--- start of Source extract ---
The 5 of Cups as The Victim.

“I am resentful that I have to rely on others for money. I’m resentful at myself for making the decisions that led up to these choices and my present circumstances. I want to blame Kath and Rebecca for convincing me to go into the full program when I knew it wasn’t the thing I really wanted. Although I can see it all clearly now, I have a hard time accepting responsibility for it because if I do, that makes it my fault. That makes me the dumb one who made bad decisions that I am now living out the consequences of.

But maybe that’s exactly what I need to do: take the responsibility somehow. Maybe I need to just be honest about the whole thing because maybe this blame shifting thing is what’s keeping me trapped in the shame-blame spiral – the never ending cycle.”

My journal entry from this morning …

 

Before I get into it, if you are not aware of the Victim Triangle, and the work of Lynne Forest, I highly recommend reading this article not only as a reference point for the following, but also as a kind of truth of the human condition.

 

This morning’s cards spread out for me were begging me to look at many layers of my own emotional realm. Three cards, all in the suite of cups, confirming the word swirling in my mind as I shuffled the deck: Tending.

 

Tending to my emotional realm can mean so many things and today there were many themes and layers that called out to me, but one in particular stood out as a powerful opportunity to deepen the layers of healing my own victim conciousness.

 

I feel like the 5 of cups is the epitome of The Victim.

She is helpless to her circumstances. This morning I found myself consciously aware of the worry cycle that’s been going on for quite a while now.

Money.

I’ve been finding myself rolling my eyes at mentors and people, who I actually do respect, when I see them selling, making money. I am resentful at their success. I am resentful at them for doing something that I have not fully integrated in my being.

They have done nothing wrong, of course, nothing unethical or even misaligned. They are just mirrors after all.

For me the pattern of blame shifting goes way back. It was a safety mechanism – a means of surviving my childhood. Not being the one to blame meant that I was still “good” and therefore worthy of love, belonging, care, and protection. Accepting responsibility would mean certain death.

However now, in the adult world, I have found myself in a bit of a damned it I do, damned it I don’t kind of trap.

 

Images from The Light Seer’s Tarot

 

Journaling this morning on my cups cards, I noticed 2 themes: one, I feel very much resentful that I rely on others to receive money, and two, I still feel a lot of residual blame for both of my mentor as well as myself.

When I go deeper into the self blame, thats’ when I slide into the victim role – I was “coerced” into making the decision (completely untrue of course, but a whole lot easier for my ego to accept than “I didn’t give myself the resources that I needed to make the decision from a place of knowing, and instead, make a large financial decision based on illusion and fear”.
--- end of Source extract ---
▶ [Set exercise A]: In the tarot journal piece, what word was in the writer's mind while shuffling the deck?
The rows that come next are not connected to the journal piece above.
--- start of Supplied material ---
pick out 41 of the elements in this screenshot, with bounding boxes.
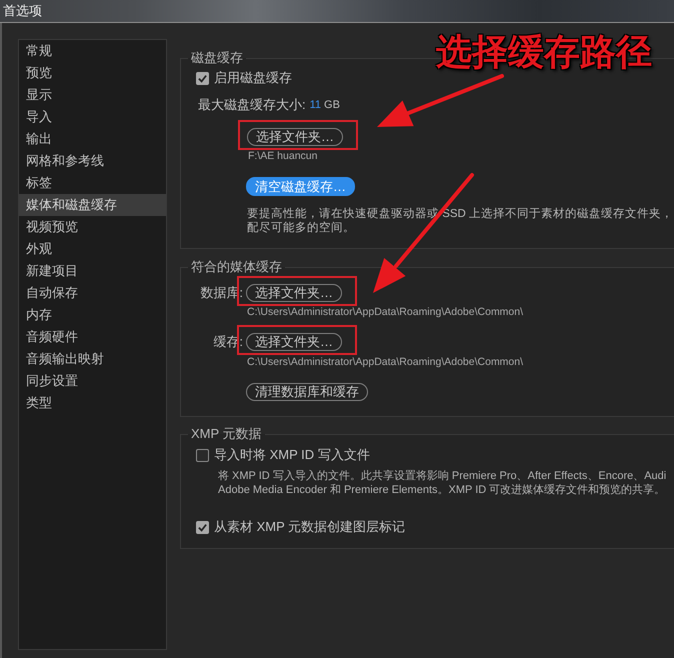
checkbox-label: 导入时将 XMP ID 写入文件 (214, 446, 370, 464)
sidebar-item[interactable]: 输出 (19, 128, 166, 150)
group-heading: 符合的媒体缓存 (190, 259, 283, 275)
select-folder-button[interactable]: 选择文件夹… (246, 333, 342, 351)
sidebar-item[interactable]: 常规 (19, 40, 166, 62)
sidebar-item[interactable]: 新建项目 (19, 260, 166, 282)
sidebar-item[interactable]: 音频输出映射 (19, 348, 166, 370)
checkbox-label: 从素材 XMP 元数据创建图层标记 (214, 518, 406, 536)
select-folder-button[interactable]: 选择文件夹… (246, 284, 342, 302)
checkbox[interactable] (196, 448, 209, 462)
sidebar-item[interactable]: 显示 (19, 84, 166, 106)
folder-path: C:\Users\Administrator\AppData\Roaming\Adobe\Common\ (246, 356, 524, 368)
sidebar-item[interactable]: 媒体和磁盘缓存 (19, 194, 166, 216)
sidebar-item[interactable]: 外观 (19, 238, 166, 260)
sidebar-item[interactable]: 自动保存 (19, 282, 166, 304)
sidebar-item[interactable]: 类型 (19, 392, 166, 414)
sidebar-item[interactable]: 网格和参考线 (19, 150, 166, 172)
sidebar-item[interactable]: 导入 (19, 106, 166, 128)
checkmark-icon (198, 522, 207, 532)
sidebar-item[interactable]: 内存 (19, 304, 166, 326)
checkbox[interactable] (196, 72, 209, 84)
window-title: 首选项 (3, 3, 42, 19)
checkbox-label: 启用磁盘缓存 (214, 69, 292, 87)
option-description: 将 XMP ID 写入导入的文件。此共享设置将影响 Premiere Pro、After Effects、Encore、Audi Adobe Media Encoder 和 Premiere Elements。XMP ID 可改进媒体缓存文件和预览的共享。 (217, 469, 668, 497)
sidebar-item[interactable]: 标签 (19, 172, 166, 194)
checkbox[interactable] (196, 520, 209, 534)
cache-size-value[interactable]: 11 (310, 99, 322, 111)
checkmark-icon (198, 74, 207, 82)
callout-text: 选择缓存路径 (436, 30, 652, 74)
unit-label: GB (324, 99, 340, 111)
group-heading: 磁盘缓存 (190, 50, 244, 66)
sidebar-item[interactable]: 视频预览 (19, 216, 166, 238)
clean-database-button[interactable]: 清理数据库和缓存 (246, 383, 368, 401)
folder-path: C:\Users\Administrator\AppData\Roaming\Adobe\Common\ (246, 306, 524, 318)
sidebar-item[interactable]: 同步设置 (19, 370, 166, 392)
field-label: 最大磁盘缓存大小: (198, 96, 306, 114)
folder-path: F:\AE huancun (247, 150, 318, 162)
sidebar-item[interactable]: 预览 (19, 62, 166, 84)
sidebar-item[interactable]: 音频硬件 (19, 326, 166, 348)
group-heading: XMP 元数据 (190, 426, 263, 442)
select-folder-button[interactable]: 选择文件夹… (247, 128, 343, 146)
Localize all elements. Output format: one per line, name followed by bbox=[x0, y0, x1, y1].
--- end of Supplied material ---
▶ [Set exercise B]: From the rows, echo the lines between the one holding "checkbox-label: 导入时将 XMP" and the one holding "sidebar-item[interactable]: 类型 (19, 392, 166, 414)", inclusive.

▶ [Exercise result A]: Tending.

▶ [Exercise result B]:
checkbox-label: 导入时将 XMP ID 写入文件 (214, 446, 370, 464)
sidebar-item[interactable]: 输出 (19, 128, 166, 150)
group-heading: 符合的媒体缓存 (190, 259, 283, 275)
select-folder-button[interactable]: 选择文件夹… (246, 333, 342, 351)
sidebar-item[interactable]: 常规 (19, 40, 166, 62)
sidebar-item[interactable]: 新建项目 (19, 260, 166, 282)
sidebar-item[interactable]: 音频输出映射 (19, 348, 166, 370)
checkbox-label: 从素材 XMP 元数据创建图层标记 (214, 518, 406, 536)
select-folder-button[interactable]: 选择文件夹… (246, 284, 342, 302)
checkbox[interactable] (196, 448, 209, 462)
sidebar-item[interactable]: 显示 (19, 84, 166, 106)
folder-path: C:\Users\Administrator\AppData\Roaming\Adobe\Common\ (246, 356, 524, 368)
sidebar-item[interactable]: 媒体和磁盘缓存 (19, 194, 166, 216)
sidebar-item[interactable]: 外观 (19, 238, 166, 260)
sidebar-item[interactable]: 自动保存 (19, 282, 166, 304)
sidebar-item[interactable]: 类型 (19, 392, 166, 414)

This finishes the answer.